BEGIN Data shown

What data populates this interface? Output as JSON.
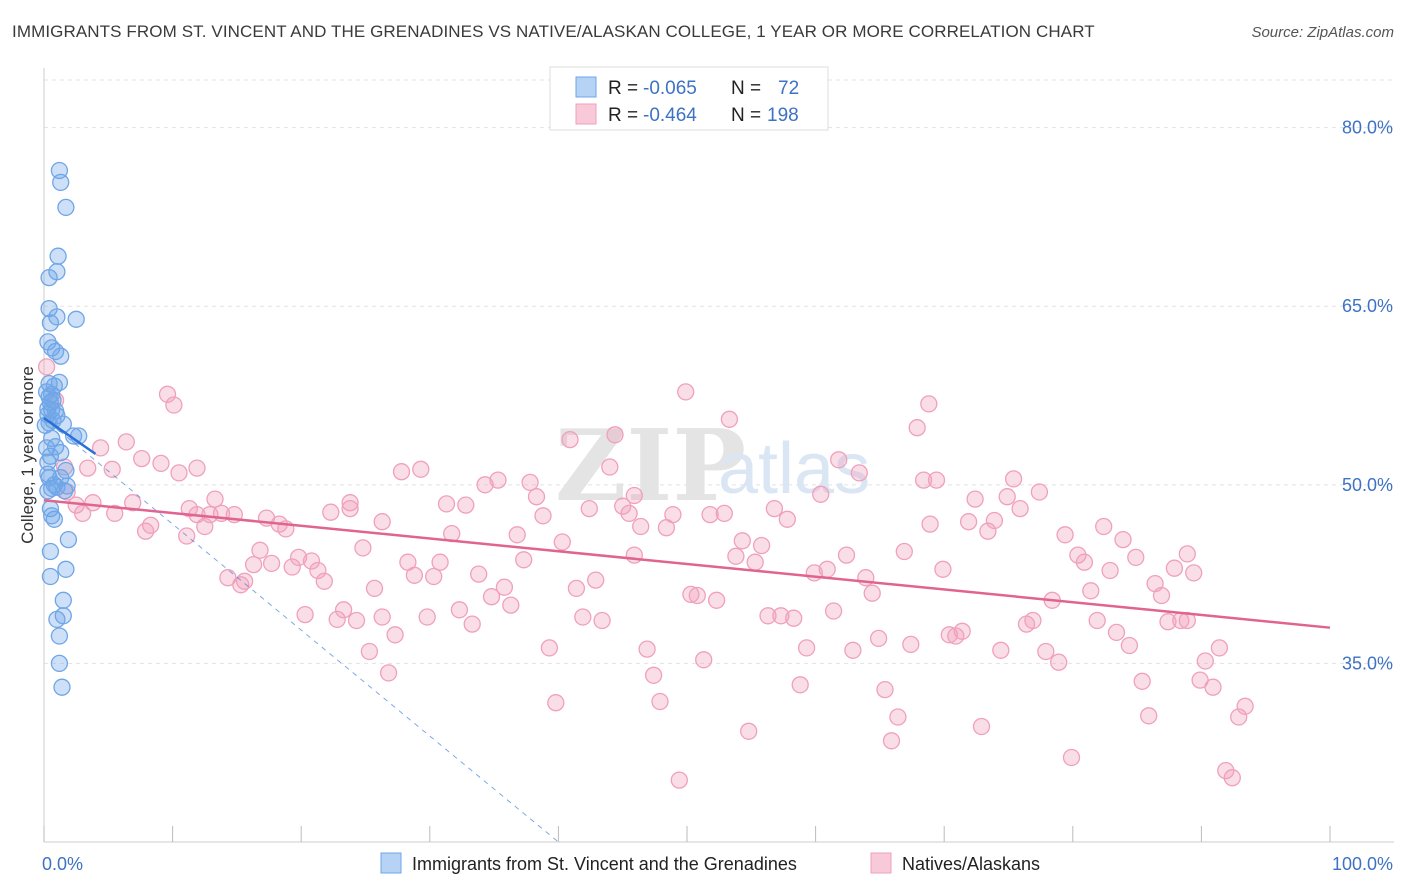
{
  "title": "IMMIGRANTS FROM ST. VINCENT AND THE GRENADINES VS NATIVE/ALASKAN COLLEGE, 1 YEAR OR MORE CORRELATION CHART",
  "source": "Source: ZipAtlas.com",
  "watermark": {
    "zip": "ZIP",
    "atlas": "atlas"
  },
  "colors": {
    "blue": "#6fa6e8",
    "pink": "#f0a0bb",
    "blue_line": "#2a6fd6",
    "pink_line": "#e0648f",
    "tick_text": "#3d72c4"
  },
  "legend": {
    "r_label": "R =",
    "n_label": "N =",
    "rows": [
      {
        "r": "-0.065",
        "n": "72"
      },
      {
        "r": "-0.464",
        "n": "198"
      }
    ]
  },
  "chart_data": {
    "type": "scatter",
    "xlabel": "",
    "ylabel": "College, 1 year or more",
    "xlim": [
      0,
      100
    ],
    "ylim": [
      20,
      84
    ],
    "x_tick_labels": [
      "0.0%",
      "100.0%"
    ],
    "y_ticks": [
      35,
      50,
      65,
      80
    ],
    "y_tick_labels": [
      "35.0%",
      "50.0%",
      "65.0%",
      "80.0%"
    ],
    "series": [
      {
        "name": "Immigrants from St. Vincent and the Grenadines",
        "points": [
          [
            1.2,
            76.4
          ],
          [
            1.3,
            75.4
          ],
          [
            1.7,
            73.3
          ],
          [
            1.1,
            69.2
          ],
          [
            1.0,
            67.9
          ],
          [
            0.4,
            67.4
          ],
          [
            0.4,
            64.8
          ],
          [
            1.0,
            64.1
          ],
          [
            2.5,
            63.9
          ],
          [
            0.5,
            63.6
          ],
          [
            0.3,
            62.0
          ],
          [
            0.6,
            61.5
          ],
          [
            0.9,
            61.2
          ],
          [
            1.3,
            60.8
          ],
          [
            0.4,
            58.5
          ],
          [
            1.2,
            58.6
          ],
          [
            0.8,
            58.3
          ],
          [
            0.6,
            57.6
          ],
          [
            0.2,
            57.8
          ],
          [
            0.4,
            57.4
          ],
          [
            0.7,
            57.1
          ],
          [
            0.3,
            56.4
          ],
          [
            0.9,
            56.2
          ],
          [
            0.6,
            56.3
          ],
          [
            0.3,
            55.9
          ],
          [
            1.0,
            55.8
          ],
          [
            0.4,
            55.2
          ],
          [
            0.7,
            55.4
          ],
          [
            0.1,
            55.0
          ],
          [
            1.5,
            55.1
          ],
          [
            2.3,
            54.1
          ],
          [
            2.7,
            54.1
          ],
          [
            0.6,
            53.9
          ],
          [
            0.9,
            53.2
          ],
          [
            0.2,
            53.1
          ],
          [
            0.5,
            52.4
          ],
          [
            1.3,
            52.7
          ],
          [
            0.3,
            51.9
          ],
          [
            1.7,
            51.2
          ],
          [
            0.4,
            50.6
          ],
          [
            1.3,
            50.6
          ],
          [
            0.8,
            50.0
          ],
          [
            0.6,
            49.7
          ],
          [
            1.0,
            49.8
          ],
          [
            1.8,
            49.9
          ],
          [
            1.6,
            49.5
          ],
          [
            0.3,
            49.5
          ],
          [
            0.5,
            48.0
          ],
          [
            0.6,
            47.4
          ],
          [
            0.8,
            47.1
          ],
          [
            1.9,
            45.4
          ],
          [
            0.5,
            44.4
          ],
          [
            1.7,
            42.9
          ],
          [
            0.5,
            42.3
          ],
          [
            1.5,
            40.3
          ],
          [
            1.5,
            39.0
          ],
          [
            1.0,
            38.7
          ],
          [
            1.2,
            37.3
          ],
          [
            1.2,
            35.0
          ],
          [
            1.4,
            33.0
          ],
          [
            0.5,
            56.9
          ],
          [
            0.3,
            50.9
          ]
        ]
      },
      {
        "name": "Natives/Alaskans",
        "points": [
          [
            0.2,
            59.9
          ],
          [
            0.9,
            57.1
          ],
          [
            1.6,
            51.5
          ],
          [
            1.8,
            49.4
          ],
          [
            2.5,
            48.3
          ],
          [
            3.0,
            47.6
          ],
          [
            3.4,
            51.4
          ],
          [
            3.8,
            48.5
          ],
          [
            4.4,
            53.1
          ],
          [
            5.3,
            51.3
          ],
          [
            5.5,
            47.6
          ],
          [
            6.4,
            53.6
          ],
          [
            6.9,
            48.5
          ],
          [
            7.6,
            52.2
          ],
          [
            7.9,
            46.1
          ],
          [
            8.3,
            46.6
          ],
          [
            9.1,
            51.8
          ],
          [
            9.6,
            57.6
          ],
          [
            10.1,
            56.7
          ],
          [
            10.5,
            51.0
          ],
          [
            11.1,
            45.7
          ],
          [
            11.3,
            48.0
          ],
          [
            11.9,
            51.4
          ],
          [
            12.5,
            46.5
          ],
          [
            12.9,
            47.5
          ],
          [
            13.3,
            48.8
          ],
          [
            13.8,
            47.6
          ],
          [
            14.3,
            42.2
          ],
          [
            14.8,
            47.5
          ],
          [
            15.3,
            41.6
          ],
          [
            15.6,
            41.9
          ],
          [
            16.3,
            43.3
          ],
          [
            16.8,
            44.5
          ],
          [
            17.3,
            47.2
          ],
          [
            17.7,
            43.4
          ],
          [
            18.3,
            46.7
          ],
          [
            18.8,
            46.3
          ],
          [
            19.3,
            43.1
          ],
          [
            19.8,
            43.9
          ],
          [
            20.3,
            39.1
          ],
          [
            20.8,
            43.6
          ],
          [
            21.3,
            42.8
          ],
          [
            21.8,
            41.9
          ],
          [
            22.3,
            47.7
          ],
          [
            22.8,
            38.7
          ],
          [
            23.3,
            39.5
          ],
          [
            23.8,
            48.0
          ],
          [
            24.3,
            38.6
          ],
          [
            24.8,
            44.7
          ],
          [
            25.3,
            36.0
          ],
          [
            25.7,
            41.3
          ],
          [
            26.3,
            38.9
          ],
          [
            26.8,
            34.2
          ],
          [
            27.3,
            37.4
          ],
          [
            27.8,
            51.1
          ],
          [
            28.3,
            43.5
          ],
          [
            28.8,
            42.4
          ],
          [
            29.3,
            51.3
          ],
          [
            29.8,
            38.9
          ],
          [
            30.3,
            42.3
          ],
          [
            30.8,
            43.5
          ],
          [
            31.3,
            48.4
          ],
          [
            31.7,
            45.9
          ],
          [
            32.3,
            39.5
          ],
          [
            32.8,
            48.3
          ],
          [
            33.3,
            38.3
          ],
          [
            33.8,
            42.5
          ],
          [
            34.3,
            50.0
          ],
          [
            34.8,
            40.6
          ],
          [
            35.3,
            50.4
          ],
          [
            35.8,
            41.4
          ],
          [
            36.3,
            39.9
          ],
          [
            36.8,
            45.8
          ],
          [
            37.3,
            43.7
          ],
          [
            37.8,
            50.2
          ],
          [
            38.3,
            49.0
          ],
          [
            38.8,
            47.4
          ],
          [
            39.3,
            36.3
          ],
          [
            39.8,
            31.7
          ],
          [
            40.3,
            45.2
          ],
          [
            40.9,
            53.8
          ],
          [
            41.4,
            41.3
          ],
          [
            41.9,
            38.9
          ],
          [
            42.4,
            48.0
          ],
          [
            42.9,
            42.0
          ],
          [
            43.4,
            38.6
          ],
          [
            44.0,
            51.5
          ],
          [
            44.4,
            54.2
          ],
          [
            45.0,
            48.2
          ],
          [
            45.5,
            47.6
          ],
          [
            45.9,
            49.1
          ],
          [
            46.4,
            46.5
          ],
          [
            46.9,
            36.2
          ],
          [
            47.4,
            34.0
          ],
          [
            47.9,
            31.8
          ],
          [
            48.4,
            46.4
          ],
          [
            48.9,
            47.5
          ],
          [
            49.4,
            25.2
          ],
          [
            49.9,
            57.8
          ],
          [
            50.3,
            40.8
          ],
          [
            50.8,
            40.7
          ],
          [
            51.3,
            35.3
          ],
          [
            51.8,
            47.5
          ],
          [
            52.3,
            40.3
          ],
          [
            52.9,
            47.6
          ],
          [
            53.3,
            55.5
          ],
          [
            53.8,
            44.0
          ],
          [
            54.3,
            45.3
          ],
          [
            54.8,
            29.3
          ],
          [
            55.3,
            43.5
          ],
          [
            55.8,
            44.9
          ],
          [
            56.3,
            39.0
          ],
          [
            56.8,
            48.0
          ],
          [
            57.3,
            39.0
          ],
          [
            57.8,
            47.1
          ],
          [
            58.3,
            38.8
          ],
          [
            58.8,
            33.2
          ],
          [
            59.3,
            36.3
          ],
          [
            59.9,
            42.6
          ],
          [
            60.4,
            49.2
          ],
          [
            60.9,
            42.9
          ],
          [
            61.4,
            39.4
          ],
          [
            61.8,
            52.1
          ],
          [
            62.4,
            44.1
          ],
          [
            62.9,
            36.1
          ],
          [
            63.4,
            51.0
          ],
          [
            63.9,
            42.2
          ],
          [
            64.4,
            40.9
          ],
          [
            64.9,
            37.1
          ],
          [
            65.4,
            32.8
          ],
          [
            65.9,
            28.5
          ],
          [
            66.4,
            30.5
          ],
          [
            66.9,
            44.4
          ],
          [
            67.4,
            36.6
          ],
          [
            67.9,
            54.8
          ],
          [
            68.4,
            50.4
          ],
          [
            68.9,
            46.7
          ],
          [
            69.4,
            50.4
          ],
          [
            69.9,
            42.9
          ],
          [
            70.4,
            37.4
          ],
          [
            70.9,
            37.3
          ],
          [
            71.4,
            37.7
          ],
          [
            71.9,
            46.9
          ],
          [
            72.4,
            48.8
          ],
          [
            72.9,
            29.7
          ],
          [
            73.4,
            46.1
          ],
          [
            73.9,
            47.0
          ],
          [
            74.4,
            36.1
          ],
          [
            74.9,
            49.0
          ],
          [
            75.4,
            50.5
          ],
          [
            75.9,
            48.0
          ],
          [
            76.4,
            38.3
          ],
          [
            76.9,
            38.6
          ],
          [
            77.4,
            49.4
          ],
          [
            77.9,
            36.0
          ],
          [
            78.4,
            40.3
          ],
          [
            78.9,
            35.1
          ],
          [
            79.4,
            45.8
          ],
          [
            79.9,
            27.1
          ],
          [
            80.4,
            44.1
          ],
          [
            80.9,
            43.5
          ],
          [
            81.4,
            41.1
          ],
          [
            81.9,
            38.6
          ],
          [
            82.4,
            46.5
          ],
          [
            82.9,
            42.8
          ],
          [
            83.4,
            37.6
          ],
          [
            83.9,
            45.4
          ],
          [
            84.4,
            36.5
          ],
          [
            84.9,
            43.9
          ],
          [
            85.4,
            33.5
          ],
          [
            85.9,
            30.6
          ],
          [
            86.4,
            41.7
          ],
          [
            86.9,
            40.7
          ],
          [
            87.4,
            38.5
          ],
          [
            87.9,
            43.0
          ],
          [
            88.4,
            38.6
          ],
          [
            88.9,
            44.2
          ],
          [
            89.4,
            42.6
          ],
          [
            89.9,
            33.6
          ],
          [
            90.3,
            35.2
          ],
          [
            90.9,
            33.0
          ],
          [
            91.4,
            36.3
          ],
          [
            91.9,
            26.0
          ],
          [
            92.4,
            25.4
          ],
          [
            92.9,
            30.5
          ],
          [
            93.4,
            31.4
          ],
          [
            88.9,
            38.6
          ],
          [
            68.8,
            56.8
          ],
          [
            45.9,
            44.1
          ],
          [
            23.8,
            48.5
          ],
          [
            11.9,
            47.5
          ],
          [
            26.3,
            46.9
          ]
        ]
      }
    ],
    "trend_lines": [
      {
        "series": "Immigrants from St. Vincent and the Grenadines",
        "x": [
          0,
          4
        ],
        "y": [
          55.6,
          52.6
        ],
        "style": "solid"
      },
      {
        "series": "Immigrants from St. Vincent and the Grenadines",
        "x": [
          0,
          40
        ],
        "y": [
          55.6,
          20.0
        ],
        "style": "dashed"
      },
      {
        "series": "Natives/Alaskans",
        "x": [
          0,
          100
        ],
        "y": [
          48.7,
          38.0
        ],
        "style": "solid"
      }
    ]
  }
}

END Data shown

Set exercise: Scan the material above. Copy each line that holds the word "name".

Solved problem:
        "name": "Immigrants from St. Vincent and the Grenadines",
        "name": "Natives/Alaskans",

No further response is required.